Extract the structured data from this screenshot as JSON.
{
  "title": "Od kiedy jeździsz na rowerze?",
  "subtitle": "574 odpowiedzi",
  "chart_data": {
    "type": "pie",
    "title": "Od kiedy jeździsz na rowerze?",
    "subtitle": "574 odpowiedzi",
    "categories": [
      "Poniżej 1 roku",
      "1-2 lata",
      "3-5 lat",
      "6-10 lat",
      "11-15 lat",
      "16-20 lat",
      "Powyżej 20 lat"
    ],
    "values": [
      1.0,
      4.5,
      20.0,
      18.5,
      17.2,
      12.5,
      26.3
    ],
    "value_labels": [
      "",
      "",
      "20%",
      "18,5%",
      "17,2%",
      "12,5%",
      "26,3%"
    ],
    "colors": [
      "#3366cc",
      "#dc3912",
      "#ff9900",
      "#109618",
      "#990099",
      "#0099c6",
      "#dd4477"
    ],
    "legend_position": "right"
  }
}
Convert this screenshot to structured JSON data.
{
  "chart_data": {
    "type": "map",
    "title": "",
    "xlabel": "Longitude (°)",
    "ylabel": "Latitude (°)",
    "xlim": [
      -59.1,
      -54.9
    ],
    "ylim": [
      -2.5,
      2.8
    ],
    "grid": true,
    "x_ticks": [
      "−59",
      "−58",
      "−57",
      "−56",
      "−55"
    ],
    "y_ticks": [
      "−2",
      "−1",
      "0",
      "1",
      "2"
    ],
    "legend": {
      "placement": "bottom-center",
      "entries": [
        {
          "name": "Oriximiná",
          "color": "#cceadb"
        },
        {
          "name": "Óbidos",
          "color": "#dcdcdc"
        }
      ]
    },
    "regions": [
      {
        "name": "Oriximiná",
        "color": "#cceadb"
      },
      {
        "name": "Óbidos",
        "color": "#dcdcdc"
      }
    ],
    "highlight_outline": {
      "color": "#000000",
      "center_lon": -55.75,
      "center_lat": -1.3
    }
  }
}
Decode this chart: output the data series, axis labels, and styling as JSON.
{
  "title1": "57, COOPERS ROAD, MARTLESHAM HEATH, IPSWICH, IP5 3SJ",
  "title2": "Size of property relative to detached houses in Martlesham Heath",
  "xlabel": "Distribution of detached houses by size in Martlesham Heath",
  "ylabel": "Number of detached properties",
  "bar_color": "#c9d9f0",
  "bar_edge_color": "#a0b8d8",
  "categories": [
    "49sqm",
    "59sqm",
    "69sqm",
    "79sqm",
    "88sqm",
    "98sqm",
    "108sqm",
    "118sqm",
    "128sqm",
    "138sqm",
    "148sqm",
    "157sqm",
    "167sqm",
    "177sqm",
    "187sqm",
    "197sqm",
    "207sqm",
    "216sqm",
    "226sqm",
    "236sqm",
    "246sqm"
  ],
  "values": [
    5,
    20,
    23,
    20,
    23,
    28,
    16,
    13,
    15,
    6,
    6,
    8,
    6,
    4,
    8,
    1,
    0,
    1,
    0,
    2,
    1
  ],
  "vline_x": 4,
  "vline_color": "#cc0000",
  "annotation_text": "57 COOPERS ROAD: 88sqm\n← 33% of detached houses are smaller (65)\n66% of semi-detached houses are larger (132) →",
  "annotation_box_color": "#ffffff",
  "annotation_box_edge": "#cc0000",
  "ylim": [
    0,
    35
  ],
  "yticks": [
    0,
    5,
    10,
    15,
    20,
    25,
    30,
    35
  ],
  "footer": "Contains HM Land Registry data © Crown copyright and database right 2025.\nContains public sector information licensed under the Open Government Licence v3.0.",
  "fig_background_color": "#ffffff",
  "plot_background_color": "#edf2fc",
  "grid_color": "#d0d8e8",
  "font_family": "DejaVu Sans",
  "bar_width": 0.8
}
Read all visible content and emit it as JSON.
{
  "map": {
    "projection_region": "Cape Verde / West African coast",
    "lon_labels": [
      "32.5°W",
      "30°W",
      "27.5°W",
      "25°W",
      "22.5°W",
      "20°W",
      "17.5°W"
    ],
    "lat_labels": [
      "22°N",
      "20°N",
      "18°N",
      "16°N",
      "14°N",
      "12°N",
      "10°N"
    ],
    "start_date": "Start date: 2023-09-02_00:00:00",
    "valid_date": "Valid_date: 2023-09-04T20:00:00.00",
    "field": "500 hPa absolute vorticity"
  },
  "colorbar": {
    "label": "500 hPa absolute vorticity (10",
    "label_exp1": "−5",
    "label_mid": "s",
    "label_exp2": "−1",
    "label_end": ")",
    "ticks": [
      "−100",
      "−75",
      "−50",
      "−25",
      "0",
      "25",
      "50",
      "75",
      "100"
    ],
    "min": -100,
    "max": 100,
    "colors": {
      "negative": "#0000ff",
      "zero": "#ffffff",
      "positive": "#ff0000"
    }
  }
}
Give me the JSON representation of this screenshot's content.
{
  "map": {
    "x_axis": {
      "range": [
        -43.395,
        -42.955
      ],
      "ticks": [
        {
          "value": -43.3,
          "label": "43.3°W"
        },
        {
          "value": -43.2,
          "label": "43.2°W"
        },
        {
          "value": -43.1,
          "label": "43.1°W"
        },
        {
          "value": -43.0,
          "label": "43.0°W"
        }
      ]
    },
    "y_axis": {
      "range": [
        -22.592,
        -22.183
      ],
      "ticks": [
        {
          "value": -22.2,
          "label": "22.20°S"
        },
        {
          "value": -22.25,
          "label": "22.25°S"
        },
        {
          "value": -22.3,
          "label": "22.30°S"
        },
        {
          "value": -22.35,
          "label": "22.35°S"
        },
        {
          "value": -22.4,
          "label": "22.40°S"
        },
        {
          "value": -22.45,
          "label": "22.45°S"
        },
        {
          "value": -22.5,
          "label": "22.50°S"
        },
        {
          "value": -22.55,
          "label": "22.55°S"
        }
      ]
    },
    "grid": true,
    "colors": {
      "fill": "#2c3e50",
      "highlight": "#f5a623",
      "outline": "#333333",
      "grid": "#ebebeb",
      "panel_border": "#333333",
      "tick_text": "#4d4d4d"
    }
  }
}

═══

## SET TASK
Look through the records and gather every line containing "odpowiedzi".

## EXPECTED ANSWER
  "subtitle": "574 odpowiedzi",
    "subtitle": "574 odpowiedzi",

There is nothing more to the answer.